[What the task asks]: Write out the full listing again, exactly as it stands.

-------- Material provided

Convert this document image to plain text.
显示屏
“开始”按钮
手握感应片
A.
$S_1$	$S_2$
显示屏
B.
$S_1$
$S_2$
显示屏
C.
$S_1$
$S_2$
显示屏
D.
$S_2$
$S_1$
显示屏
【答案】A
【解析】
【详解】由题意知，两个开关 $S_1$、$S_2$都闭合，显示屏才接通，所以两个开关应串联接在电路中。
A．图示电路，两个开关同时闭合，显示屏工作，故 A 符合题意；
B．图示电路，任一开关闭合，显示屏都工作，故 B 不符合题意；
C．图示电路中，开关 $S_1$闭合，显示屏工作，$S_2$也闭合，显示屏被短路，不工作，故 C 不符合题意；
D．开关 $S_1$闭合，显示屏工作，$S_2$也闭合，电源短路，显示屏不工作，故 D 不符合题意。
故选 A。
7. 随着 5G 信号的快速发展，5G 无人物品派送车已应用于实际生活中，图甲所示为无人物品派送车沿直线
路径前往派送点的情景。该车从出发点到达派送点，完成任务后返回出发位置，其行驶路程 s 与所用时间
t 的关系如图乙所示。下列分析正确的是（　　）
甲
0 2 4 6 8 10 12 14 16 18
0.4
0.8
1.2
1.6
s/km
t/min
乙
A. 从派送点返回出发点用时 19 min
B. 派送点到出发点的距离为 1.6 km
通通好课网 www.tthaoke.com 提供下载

----------------

[Problem solution]:
Convert this document image to plain text.
显示屏
“开始”按钮
手握感应片
A.
$S_1$	$S_2$
显示屏
B.
$S_1$
$S_2$
显示屏
C.
$S_1$
$S_2$
显示屏
D.
$S_2$
$S_1$
显示屏
【答案】A
【解析】
【详解】由题意知，两个开关 $S_1$、$S_2$都闭合，显示屏才接通，所以两个开关应串联接在电路中。
A．图示电路，两个开关同时闭合，显示屏工作，故 A 符合题意；
B．图示电路，任一开关闭合，显示屏都工作，故 B 不符合题意；
C．图示电路中，开关 $S_1$闭合，显示屏工作，$S_2$也闭合，显示屏被短路，不工作，故 C 不符合题意；
D．开关 $S_1$闭合，显示屏工作，$S_2$也闭合，电源短路，显示屏不工作，故 D 不符合题意。
故选 A。
7. 随着 5G 信号的快速发展，5G 无人物品派送车已应用于实际生活中，图甲所示为无人物品派送车沿直线
路径前往派送点的情景。该车从出发点到达派送点，完成任务后返回出发位置，其行驶路程 s 与所用时间
t 的关系如图乙所示。下列分析正确的是（　　）
甲
0 2 4 6 8 10 12 14 16 18
0.4
0.8
1.2
1.6
s/km
t/min
乙
A. 从派送点返回出发点用时 19 min
B. 派送点到出发点的距离为 1.6 km
通通好课网 www.tthaoke.com 提供下载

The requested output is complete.